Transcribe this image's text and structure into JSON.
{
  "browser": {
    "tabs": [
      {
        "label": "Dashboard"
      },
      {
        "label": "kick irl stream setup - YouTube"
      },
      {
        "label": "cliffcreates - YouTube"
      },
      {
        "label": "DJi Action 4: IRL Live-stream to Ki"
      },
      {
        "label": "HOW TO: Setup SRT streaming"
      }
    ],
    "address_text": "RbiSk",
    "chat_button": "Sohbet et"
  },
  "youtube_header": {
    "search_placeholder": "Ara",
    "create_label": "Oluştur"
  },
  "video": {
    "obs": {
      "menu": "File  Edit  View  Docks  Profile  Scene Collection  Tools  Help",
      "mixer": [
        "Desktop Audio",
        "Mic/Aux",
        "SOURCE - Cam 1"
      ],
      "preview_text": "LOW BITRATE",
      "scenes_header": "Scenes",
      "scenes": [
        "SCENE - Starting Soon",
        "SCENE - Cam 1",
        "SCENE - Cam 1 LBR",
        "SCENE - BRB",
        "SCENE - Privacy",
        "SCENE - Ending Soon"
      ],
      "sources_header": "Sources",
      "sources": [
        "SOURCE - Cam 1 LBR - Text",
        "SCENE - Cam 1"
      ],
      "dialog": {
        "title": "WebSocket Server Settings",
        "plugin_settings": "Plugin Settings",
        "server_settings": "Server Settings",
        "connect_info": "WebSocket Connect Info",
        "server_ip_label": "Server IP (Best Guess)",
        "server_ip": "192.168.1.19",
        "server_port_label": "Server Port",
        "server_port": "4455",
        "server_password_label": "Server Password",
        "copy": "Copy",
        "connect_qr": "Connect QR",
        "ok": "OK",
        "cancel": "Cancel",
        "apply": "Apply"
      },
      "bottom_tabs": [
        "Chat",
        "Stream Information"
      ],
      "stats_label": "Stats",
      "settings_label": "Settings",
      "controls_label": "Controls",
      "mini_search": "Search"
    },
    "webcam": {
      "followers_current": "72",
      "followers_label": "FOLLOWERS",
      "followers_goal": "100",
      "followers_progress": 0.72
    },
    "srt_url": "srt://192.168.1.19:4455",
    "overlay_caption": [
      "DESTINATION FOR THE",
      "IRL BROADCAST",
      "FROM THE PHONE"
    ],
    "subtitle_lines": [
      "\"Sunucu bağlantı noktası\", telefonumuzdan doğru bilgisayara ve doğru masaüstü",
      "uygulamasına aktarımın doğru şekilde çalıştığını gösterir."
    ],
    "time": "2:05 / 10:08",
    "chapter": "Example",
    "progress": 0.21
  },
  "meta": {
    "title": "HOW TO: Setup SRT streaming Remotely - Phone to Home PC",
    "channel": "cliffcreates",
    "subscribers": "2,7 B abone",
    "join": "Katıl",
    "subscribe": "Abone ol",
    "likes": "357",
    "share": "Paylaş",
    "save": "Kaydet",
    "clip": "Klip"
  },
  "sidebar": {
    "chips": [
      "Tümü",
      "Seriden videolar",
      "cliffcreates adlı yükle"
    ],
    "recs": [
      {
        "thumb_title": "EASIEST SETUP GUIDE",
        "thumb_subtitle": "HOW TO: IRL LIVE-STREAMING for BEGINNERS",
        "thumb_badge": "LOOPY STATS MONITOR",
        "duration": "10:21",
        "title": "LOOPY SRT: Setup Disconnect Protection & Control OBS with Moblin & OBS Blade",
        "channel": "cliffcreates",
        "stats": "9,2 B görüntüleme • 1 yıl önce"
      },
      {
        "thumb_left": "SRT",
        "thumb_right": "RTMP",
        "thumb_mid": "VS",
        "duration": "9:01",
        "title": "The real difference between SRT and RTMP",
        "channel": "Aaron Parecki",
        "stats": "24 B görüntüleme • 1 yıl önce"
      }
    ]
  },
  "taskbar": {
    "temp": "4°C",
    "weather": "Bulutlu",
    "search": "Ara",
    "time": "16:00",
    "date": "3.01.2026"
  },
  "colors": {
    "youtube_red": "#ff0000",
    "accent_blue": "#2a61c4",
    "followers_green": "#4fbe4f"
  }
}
----
◆ What you need to do:
Isolate the lines that hold the word "LOOPY" and copy all of them.

◆ Answer to the task:
        "thumb_badge": "LOOPY STATS MONITOR",
        "title": "LOOPY SRT: Setup Disconnect Protection & Control OBS with Moblin & OBS Blade",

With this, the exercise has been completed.